SHORT PROBLEM:
Find how many lines in the data below mention "JSON". Give the number only.

***** RECORDED DATA *****

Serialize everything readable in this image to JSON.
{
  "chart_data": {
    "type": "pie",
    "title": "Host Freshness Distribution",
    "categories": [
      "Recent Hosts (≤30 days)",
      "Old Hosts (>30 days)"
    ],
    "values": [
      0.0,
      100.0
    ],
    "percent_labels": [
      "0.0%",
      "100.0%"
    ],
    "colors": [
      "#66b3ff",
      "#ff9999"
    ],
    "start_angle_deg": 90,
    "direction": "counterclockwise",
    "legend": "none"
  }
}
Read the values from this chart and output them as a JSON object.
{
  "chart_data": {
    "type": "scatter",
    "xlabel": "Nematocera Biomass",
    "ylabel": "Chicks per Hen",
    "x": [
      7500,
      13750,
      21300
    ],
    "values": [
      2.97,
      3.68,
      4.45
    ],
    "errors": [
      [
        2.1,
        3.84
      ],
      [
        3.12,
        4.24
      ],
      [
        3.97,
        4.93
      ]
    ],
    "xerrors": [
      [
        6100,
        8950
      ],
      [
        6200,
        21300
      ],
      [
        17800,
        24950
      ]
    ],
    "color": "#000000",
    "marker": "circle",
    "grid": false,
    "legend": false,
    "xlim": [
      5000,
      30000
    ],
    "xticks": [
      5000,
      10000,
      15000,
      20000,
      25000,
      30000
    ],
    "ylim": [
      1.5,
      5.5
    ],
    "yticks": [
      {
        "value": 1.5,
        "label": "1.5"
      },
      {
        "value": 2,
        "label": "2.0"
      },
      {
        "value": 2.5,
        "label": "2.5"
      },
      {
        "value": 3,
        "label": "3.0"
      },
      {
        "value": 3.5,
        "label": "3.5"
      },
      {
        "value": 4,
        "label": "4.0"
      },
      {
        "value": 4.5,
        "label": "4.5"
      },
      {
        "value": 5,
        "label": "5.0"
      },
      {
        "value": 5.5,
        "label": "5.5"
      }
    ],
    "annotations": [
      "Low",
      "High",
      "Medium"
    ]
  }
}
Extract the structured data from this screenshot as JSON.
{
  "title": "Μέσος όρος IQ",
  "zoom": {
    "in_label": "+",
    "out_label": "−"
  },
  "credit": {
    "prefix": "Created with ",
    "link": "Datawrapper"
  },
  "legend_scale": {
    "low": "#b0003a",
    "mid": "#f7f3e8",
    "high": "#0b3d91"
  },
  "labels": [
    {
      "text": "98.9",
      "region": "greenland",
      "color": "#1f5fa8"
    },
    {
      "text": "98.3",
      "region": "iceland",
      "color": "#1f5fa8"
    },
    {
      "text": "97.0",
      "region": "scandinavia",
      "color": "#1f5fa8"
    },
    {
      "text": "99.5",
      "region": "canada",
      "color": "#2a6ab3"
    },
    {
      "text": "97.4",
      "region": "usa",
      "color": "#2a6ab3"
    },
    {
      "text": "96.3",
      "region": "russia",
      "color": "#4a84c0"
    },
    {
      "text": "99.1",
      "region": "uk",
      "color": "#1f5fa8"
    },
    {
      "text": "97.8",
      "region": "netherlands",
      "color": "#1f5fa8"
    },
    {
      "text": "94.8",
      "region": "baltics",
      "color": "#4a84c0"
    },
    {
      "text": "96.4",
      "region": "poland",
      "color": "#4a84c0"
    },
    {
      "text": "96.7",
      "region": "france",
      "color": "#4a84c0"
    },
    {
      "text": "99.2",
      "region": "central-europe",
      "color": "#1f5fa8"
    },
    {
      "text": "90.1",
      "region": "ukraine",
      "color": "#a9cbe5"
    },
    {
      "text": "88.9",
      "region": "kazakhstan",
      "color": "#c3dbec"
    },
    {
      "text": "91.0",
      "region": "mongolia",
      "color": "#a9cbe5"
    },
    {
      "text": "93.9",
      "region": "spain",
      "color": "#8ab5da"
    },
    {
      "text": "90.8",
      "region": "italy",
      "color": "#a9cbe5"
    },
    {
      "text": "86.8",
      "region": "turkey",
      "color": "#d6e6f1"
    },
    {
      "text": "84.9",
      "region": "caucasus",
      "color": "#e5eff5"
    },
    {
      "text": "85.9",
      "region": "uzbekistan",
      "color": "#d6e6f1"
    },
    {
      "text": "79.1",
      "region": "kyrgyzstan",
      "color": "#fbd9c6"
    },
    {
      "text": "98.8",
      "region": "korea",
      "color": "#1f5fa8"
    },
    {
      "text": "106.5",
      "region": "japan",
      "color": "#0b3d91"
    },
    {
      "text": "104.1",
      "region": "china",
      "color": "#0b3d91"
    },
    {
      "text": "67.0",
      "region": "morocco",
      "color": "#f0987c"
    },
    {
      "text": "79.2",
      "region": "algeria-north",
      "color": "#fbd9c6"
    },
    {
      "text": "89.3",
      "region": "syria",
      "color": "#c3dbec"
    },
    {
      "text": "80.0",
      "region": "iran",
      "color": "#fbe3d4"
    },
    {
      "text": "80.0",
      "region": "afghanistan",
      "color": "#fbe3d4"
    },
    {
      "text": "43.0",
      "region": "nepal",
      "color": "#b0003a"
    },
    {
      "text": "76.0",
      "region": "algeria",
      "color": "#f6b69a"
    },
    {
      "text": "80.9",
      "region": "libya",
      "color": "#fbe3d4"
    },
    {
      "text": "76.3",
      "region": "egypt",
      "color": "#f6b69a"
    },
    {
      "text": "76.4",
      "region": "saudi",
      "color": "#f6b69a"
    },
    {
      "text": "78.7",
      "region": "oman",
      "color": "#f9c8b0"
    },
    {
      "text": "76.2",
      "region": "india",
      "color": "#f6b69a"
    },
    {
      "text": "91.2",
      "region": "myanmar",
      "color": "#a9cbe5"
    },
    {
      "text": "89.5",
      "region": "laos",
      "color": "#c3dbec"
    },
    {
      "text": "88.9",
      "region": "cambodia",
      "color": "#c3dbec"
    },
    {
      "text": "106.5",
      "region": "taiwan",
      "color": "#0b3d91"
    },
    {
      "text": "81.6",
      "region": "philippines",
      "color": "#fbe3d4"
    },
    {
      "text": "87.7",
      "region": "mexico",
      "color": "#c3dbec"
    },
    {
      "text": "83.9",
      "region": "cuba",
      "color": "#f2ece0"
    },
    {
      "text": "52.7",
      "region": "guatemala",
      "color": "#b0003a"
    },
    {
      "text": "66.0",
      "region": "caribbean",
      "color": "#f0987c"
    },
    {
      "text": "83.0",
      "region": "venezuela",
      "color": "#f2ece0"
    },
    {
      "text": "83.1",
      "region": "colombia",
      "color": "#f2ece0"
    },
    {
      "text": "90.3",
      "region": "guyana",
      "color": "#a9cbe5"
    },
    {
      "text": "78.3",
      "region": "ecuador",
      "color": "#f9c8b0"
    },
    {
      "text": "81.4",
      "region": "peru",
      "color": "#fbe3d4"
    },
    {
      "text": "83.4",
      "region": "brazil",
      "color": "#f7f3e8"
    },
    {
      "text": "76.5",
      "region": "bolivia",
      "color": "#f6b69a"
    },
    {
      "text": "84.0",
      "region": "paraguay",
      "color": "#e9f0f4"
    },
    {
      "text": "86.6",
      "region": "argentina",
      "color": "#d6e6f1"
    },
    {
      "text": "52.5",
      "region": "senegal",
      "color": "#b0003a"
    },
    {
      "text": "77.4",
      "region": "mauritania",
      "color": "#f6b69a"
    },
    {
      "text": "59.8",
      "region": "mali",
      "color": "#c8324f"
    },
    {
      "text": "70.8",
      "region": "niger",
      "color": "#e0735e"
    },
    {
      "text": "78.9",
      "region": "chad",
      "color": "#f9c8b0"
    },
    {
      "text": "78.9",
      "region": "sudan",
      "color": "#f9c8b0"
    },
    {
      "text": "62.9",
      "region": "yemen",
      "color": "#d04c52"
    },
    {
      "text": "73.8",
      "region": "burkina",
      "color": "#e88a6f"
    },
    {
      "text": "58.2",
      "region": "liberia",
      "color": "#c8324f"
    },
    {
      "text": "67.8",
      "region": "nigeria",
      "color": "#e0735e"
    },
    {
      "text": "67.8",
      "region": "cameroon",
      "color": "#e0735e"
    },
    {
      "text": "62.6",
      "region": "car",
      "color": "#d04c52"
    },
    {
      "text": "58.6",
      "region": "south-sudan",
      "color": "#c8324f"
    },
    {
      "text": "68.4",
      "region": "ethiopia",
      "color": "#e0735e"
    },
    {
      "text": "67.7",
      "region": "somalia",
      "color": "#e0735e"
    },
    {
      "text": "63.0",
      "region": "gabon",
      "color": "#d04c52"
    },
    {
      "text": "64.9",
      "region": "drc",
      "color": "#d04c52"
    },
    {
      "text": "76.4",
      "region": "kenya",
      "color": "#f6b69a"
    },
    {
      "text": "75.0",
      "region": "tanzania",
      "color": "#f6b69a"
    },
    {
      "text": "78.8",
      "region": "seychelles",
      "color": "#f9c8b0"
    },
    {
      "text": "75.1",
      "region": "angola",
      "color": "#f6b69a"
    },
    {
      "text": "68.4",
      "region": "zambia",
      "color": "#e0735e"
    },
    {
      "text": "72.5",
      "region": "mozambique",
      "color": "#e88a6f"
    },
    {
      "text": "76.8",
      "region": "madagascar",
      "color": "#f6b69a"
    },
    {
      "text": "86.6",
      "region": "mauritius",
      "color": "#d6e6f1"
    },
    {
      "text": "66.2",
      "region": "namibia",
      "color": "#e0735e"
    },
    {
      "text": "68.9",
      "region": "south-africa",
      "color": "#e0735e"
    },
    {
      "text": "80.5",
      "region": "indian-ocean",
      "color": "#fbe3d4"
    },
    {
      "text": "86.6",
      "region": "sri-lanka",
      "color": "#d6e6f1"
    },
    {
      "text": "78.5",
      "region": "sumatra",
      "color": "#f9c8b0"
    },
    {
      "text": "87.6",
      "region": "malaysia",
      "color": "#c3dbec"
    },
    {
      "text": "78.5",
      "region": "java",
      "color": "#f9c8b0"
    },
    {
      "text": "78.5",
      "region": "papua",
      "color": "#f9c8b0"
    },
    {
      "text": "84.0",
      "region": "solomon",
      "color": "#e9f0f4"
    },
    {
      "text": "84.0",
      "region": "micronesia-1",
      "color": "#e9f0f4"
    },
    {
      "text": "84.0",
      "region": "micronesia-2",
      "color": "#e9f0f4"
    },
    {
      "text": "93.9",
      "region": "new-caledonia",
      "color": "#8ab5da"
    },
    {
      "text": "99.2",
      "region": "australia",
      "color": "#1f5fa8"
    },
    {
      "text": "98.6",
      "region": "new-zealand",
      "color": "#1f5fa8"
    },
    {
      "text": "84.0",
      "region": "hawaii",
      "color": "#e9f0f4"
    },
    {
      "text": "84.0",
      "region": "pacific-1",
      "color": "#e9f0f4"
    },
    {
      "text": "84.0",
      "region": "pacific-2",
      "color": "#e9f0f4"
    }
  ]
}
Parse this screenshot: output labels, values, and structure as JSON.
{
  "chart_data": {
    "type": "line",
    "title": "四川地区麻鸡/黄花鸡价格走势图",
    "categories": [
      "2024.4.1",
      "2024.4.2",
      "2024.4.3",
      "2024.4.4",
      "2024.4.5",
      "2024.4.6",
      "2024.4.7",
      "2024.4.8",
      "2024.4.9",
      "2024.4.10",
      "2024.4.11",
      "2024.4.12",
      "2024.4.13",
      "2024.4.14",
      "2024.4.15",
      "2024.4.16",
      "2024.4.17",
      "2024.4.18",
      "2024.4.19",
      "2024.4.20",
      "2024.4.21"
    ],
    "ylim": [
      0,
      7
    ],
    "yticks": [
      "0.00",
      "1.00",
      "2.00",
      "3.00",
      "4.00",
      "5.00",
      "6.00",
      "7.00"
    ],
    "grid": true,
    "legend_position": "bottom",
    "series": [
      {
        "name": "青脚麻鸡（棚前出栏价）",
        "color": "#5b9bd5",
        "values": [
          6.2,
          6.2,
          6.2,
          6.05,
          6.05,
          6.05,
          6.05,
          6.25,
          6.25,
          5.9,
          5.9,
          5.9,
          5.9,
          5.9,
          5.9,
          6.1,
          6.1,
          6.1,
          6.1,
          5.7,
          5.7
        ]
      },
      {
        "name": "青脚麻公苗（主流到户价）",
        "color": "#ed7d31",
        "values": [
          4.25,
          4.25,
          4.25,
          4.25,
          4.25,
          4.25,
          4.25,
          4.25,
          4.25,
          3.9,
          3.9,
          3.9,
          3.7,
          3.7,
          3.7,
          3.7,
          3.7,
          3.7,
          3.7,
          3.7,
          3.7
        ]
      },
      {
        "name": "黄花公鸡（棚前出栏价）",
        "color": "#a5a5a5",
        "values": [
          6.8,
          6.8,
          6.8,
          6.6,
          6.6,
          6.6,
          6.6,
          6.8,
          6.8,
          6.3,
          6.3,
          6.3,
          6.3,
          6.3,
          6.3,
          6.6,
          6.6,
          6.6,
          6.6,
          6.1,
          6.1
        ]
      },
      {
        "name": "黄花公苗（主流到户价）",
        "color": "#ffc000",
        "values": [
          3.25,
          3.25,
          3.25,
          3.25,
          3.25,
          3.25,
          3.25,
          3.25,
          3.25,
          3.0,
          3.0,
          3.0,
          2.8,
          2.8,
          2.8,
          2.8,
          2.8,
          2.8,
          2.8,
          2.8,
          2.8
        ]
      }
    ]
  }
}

*****

ANSWER TO THIS TASK:
4